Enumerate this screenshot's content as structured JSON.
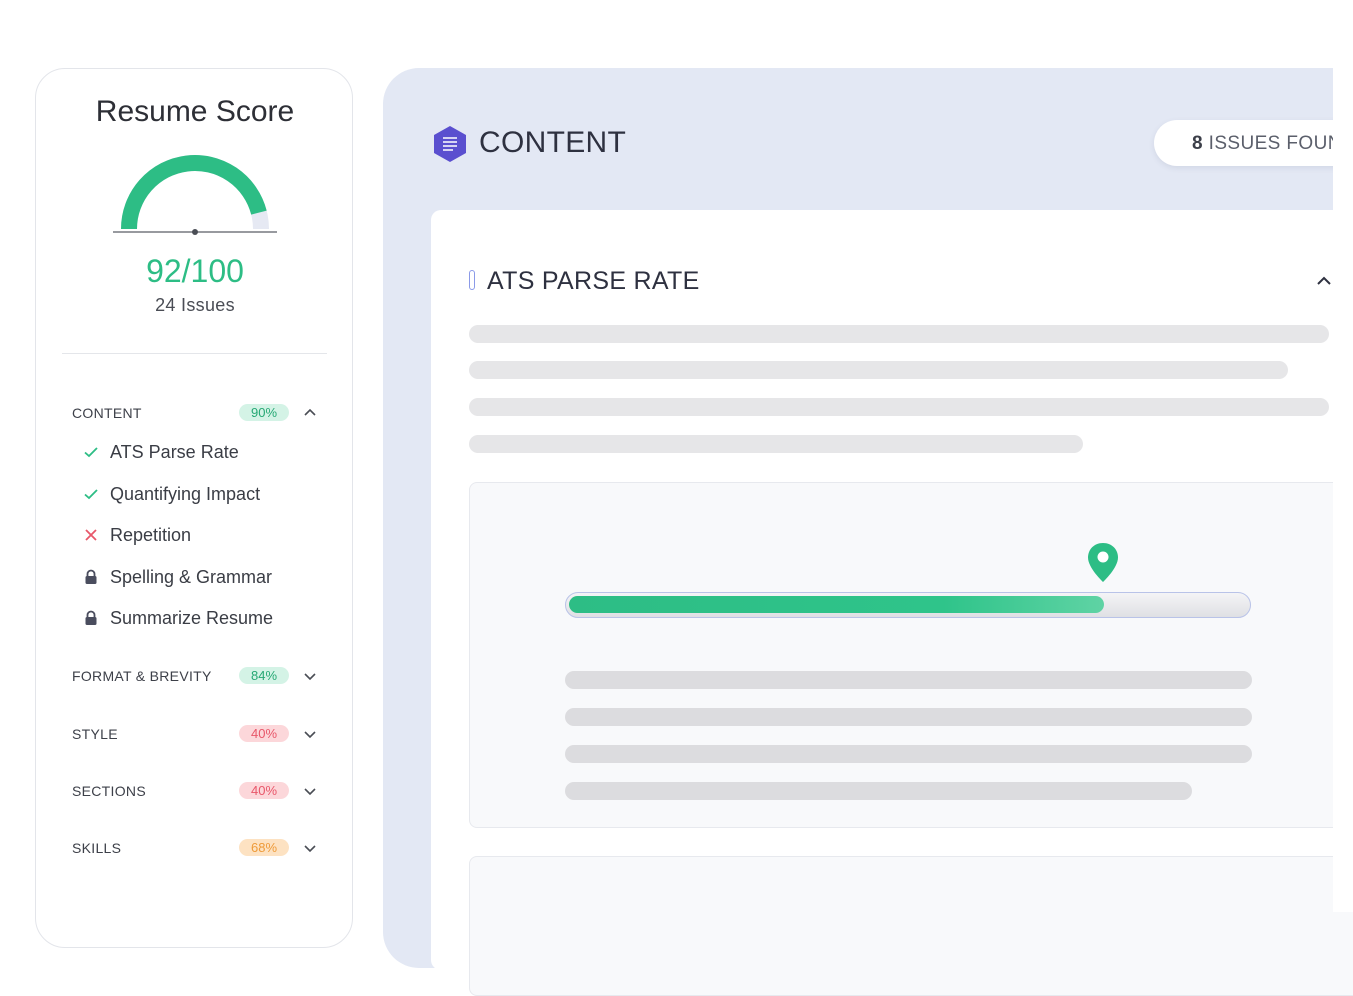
{
  "sidebar": {
    "title": "Resume Score",
    "score": "92/100",
    "score_fraction": 0.92,
    "issues": "24 Issues",
    "categories": [
      {
        "label": "CONTENT",
        "pct": "90%",
        "status": "green",
        "expanded": true,
        "items": [
          {
            "label": "ATS Parse Rate",
            "status": "check-icon"
          },
          {
            "label": "Quantifying Impact",
            "status": "check-icon"
          },
          {
            "label": "Repetition",
            "status": "cross-icon"
          },
          {
            "label": "Spelling & Grammar",
            "status": "lock-icon"
          },
          {
            "label": "Summarize Resume",
            "status": "lock-icon"
          }
        ]
      },
      {
        "label": "FORMAT & BREVITY",
        "pct": "84%",
        "status": "green",
        "expanded": false
      },
      {
        "label": "STYLE",
        "pct": "40%",
        "status": "red",
        "expanded": false
      },
      {
        "label": "SECTIONS",
        "pct": "40%",
        "status": "red",
        "expanded": false
      },
      {
        "label": "SKILLS",
        "pct": "68%",
        "status": "orange",
        "expanded": false
      }
    ]
  },
  "main": {
    "section_title": "CONTENT",
    "section_icon": "document-lines-icon",
    "issues_found_count": "8",
    "issues_found_text": " ISSUES FOUND",
    "metric_title": "ATS PARSE RATE",
    "progress_fraction": 0.79
  },
  "colors": {
    "accent_green": "#2dbd85",
    "accent_purple": "#5a4fcf",
    "panel_bg": "#e3e8f4"
  }
}
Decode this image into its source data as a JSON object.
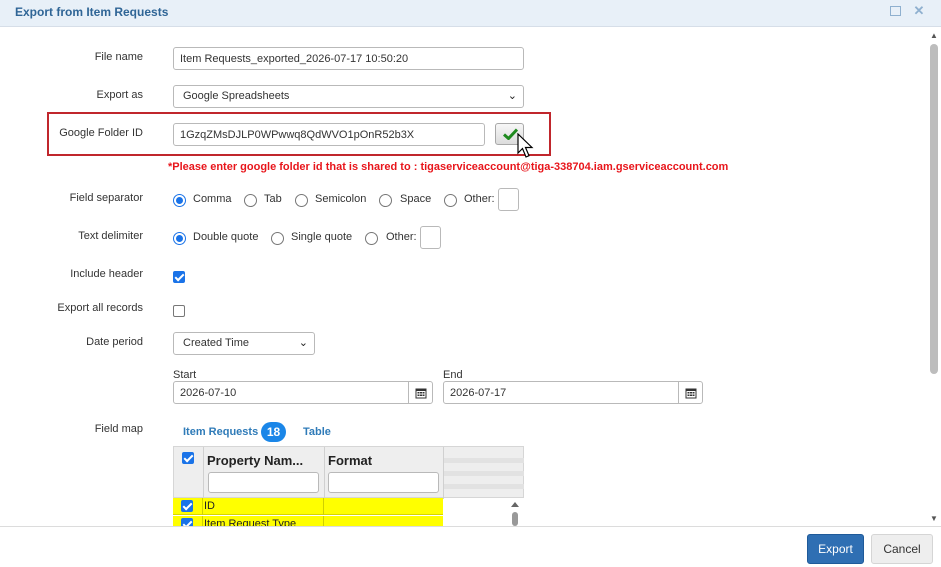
{
  "dialog": {
    "title": "Export from Item Requests"
  },
  "form": {
    "file_name_label": "File name",
    "file_name_value": "Item Requests_exported_2026-07-17 10:50:20",
    "export_as_label": "Export as",
    "export_as_value": "Google Spreadsheets",
    "google_folder_label": "Google Folder ID",
    "google_folder_value": "1GzqZMsDJLP0WPwwq8QdWVO1pOnR52b3X",
    "warning": "*Please enter google folder id that is shared to : tigaserviceaccount@tiga-338704.iam.gserviceaccount.com",
    "field_separator_label": "Field separator",
    "field_separator_options": [
      "Comma",
      "Tab",
      "Semicolon",
      "Space",
      "Other:"
    ],
    "field_separator_selected": "Comma",
    "text_delimiter_label": "Text delimiter",
    "text_delimiter_options": [
      "Double quote",
      "Single quote",
      "Other:"
    ],
    "text_delimiter_selected": "Double quote",
    "include_header_label": "Include header",
    "include_header_checked": true,
    "export_all_label": "Export all records",
    "export_all_checked": false,
    "date_period_label": "Date period",
    "date_period_value": "Created Time",
    "start_label": "Start",
    "start_value": "2026-07-10",
    "end_label": "End",
    "end_value": "2026-07-17",
    "field_map_label": "Field map"
  },
  "field_map": {
    "tab_item_requests": "Item Requests",
    "tab_item_requests_count": "18",
    "tab_table": "Table",
    "columns": [
      "Property Nam...",
      "Format"
    ],
    "rows": [
      {
        "checked": true,
        "name": "ID",
        "format": ""
      },
      {
        "checked": true,
        "name": "Item Request Type",
        "format": ""
      }
    ]
  },
  "footer": {
    "export_label": "Export",
    "cancel_label": "Cancel"
  },
  "colors": {
    "accent": "#2f6fb3",
    "warning": "#e8151b",
    "highlight_row": "#ffff00",
    "title": "#2f6596"
  }
}
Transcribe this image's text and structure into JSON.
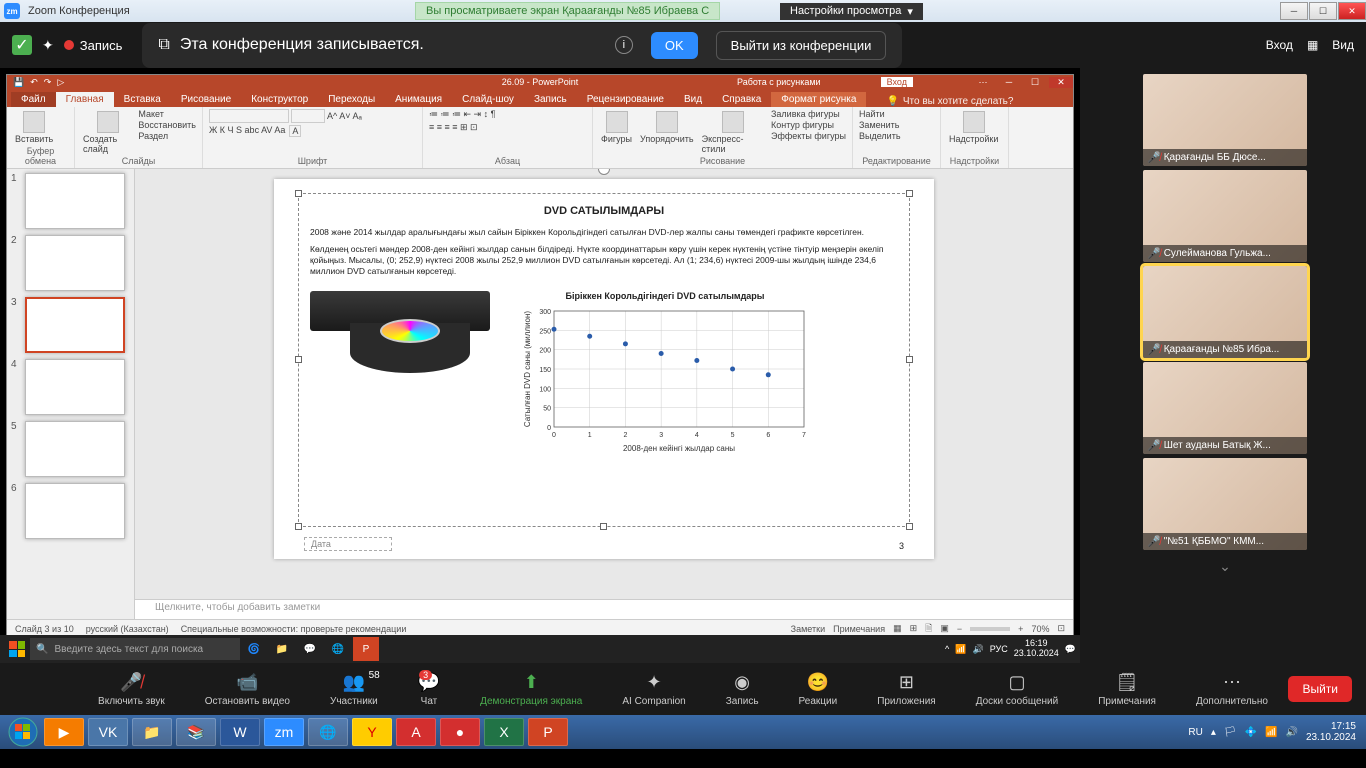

━━━━━━━━━━━━━━━━━━━━━━━━━━━━━━

[Work instructions]: Reproduce every line above as written, skipping pictures.

[In response]:
Enumerate this screenshot's content as structured JSON.
{
  "sidebar": {
    "title": "Resume Score",
    "score": "92/100",
    "score_fraction": 0.92,
    "issues": "24 Issues",
    "categories": [
      {
        "label": "CONTENT",
        "pct": "90%",
        "status": "green",
        "expanded": true,
        "items": [
          {
            "label": "ATS Parse Rate",
            "status": "check-icon"
          },
          {
            "label": "Quantifying Impact",
            "status": "check-icon"
          },
          {
            "label": "Repetition",
            "status": "cross-icon"
          },
          {
            "label": "Spelling & Grammar",
            "status": "lock-icon"
          },
          {
            "label": "Summarize Resume",
            "status": "lock-icon"
          }
        ]
      },
      {
        "label": "FORMAT & BREVITY",
        "pct": "84%",
        "status": "green",
        "expanded": false
      },
      {
        "label": "STYLE",
        "pct": "40%",
        "status": "red",
        "expanded": false
      },
      {
        "label": "SECTIONS",
        "pct": "40%",
        "status": "red",
        "expanded": false
      },
      {
        "label": "SKILLS",
        "pct": "68%",
        "status": "orange",
        "expanded": false
      }
    ]
  },
  "main": {
    "section_title": "CONTENT",
    "section_icon": "document-lines-icon",
    "issues_found_count": "8",
    "issues_found_text": " ISSUES FOUND",
    "metric_title": "ATS PARSE RATE",
    "progress_fraction": 0.79
  },
  "colors": {
    "accent_green": "#2dbd85",
    "accent_purple": "#5a4fcf",
    "panel_bg": "#e3e8f4"
  }
}
Decode this image into its source data as a JSON object.
{
  "dialog": {
    "title": "Export from Item Requests"
  },
  "form": {
    "file_name_label": "File name",
    "file_name_value": "Item Requests_exported_2026-07-17 10:50:20",
    "export_as_label": "Export as",
    "export_as_value": "Google Spreadsheets",
    "google_folder_label": "Google Folder ID",
    "google_folder_value": "1GzqZMsDJLP0WPwwq8QdWVO1pOnR52b3X",
    "warning": "*Please enter google folder id that is shared to : tigaserviceaccount@tiga-338704.iam.gserviceaccount.com",
    "field_separator_label": "Field separator",
    "field_separator_options": [
      "Comma",
      "Tab",
      "Semicolon",
      "Space",
      "Other:"
    ],
    "field_separator_selected": "Comma",
    "text_delimiter_label": "Text delimiter",
    "text_delimiter_options": [
      "Double quote",
      "Single quote",
      "Other:"
    ],
    "text_delimiter_selected": "Double quote",
    "include_header_label": "Include header",
    "include_header_checked": true,
    "export_all_label": "Export all records",
    "export_all_checked": false,
    "date_period_label": "Date period",
    "date_period_value": "Created Time",
    "start_label": "Start",
    "start_value": "2026-07-10",
    "end_label": "End",
    "end_value": "2026-07-17",
    "field_map_label": "Field map"
  },
  "field_map": {
    "tab_item_requests": "Item Requests",
    "tab_item_requests_count": "18",
    "tab_table": "Table",
    "columns": [
      "Property Nam...",
      "Format"
    ],
    "rows": [
      {
        "checked": true,
        "name": "ID",
        "format": ""
      },
      {
        "checked": true,
        "name": "Item Request Type",
        "format": ""
      }
    ]
  },
  "footer": {
    "export_label": "Export",
    "cancel_label": "Cancel"
  },
  "colors": {
    "accent": "#2f6fb3",
    "warning": "#e8151b",
    "highlight_row": "#ffff00",
    "title": "#2f6596"
  }
}
Transcribe this image's text and structure into JSON.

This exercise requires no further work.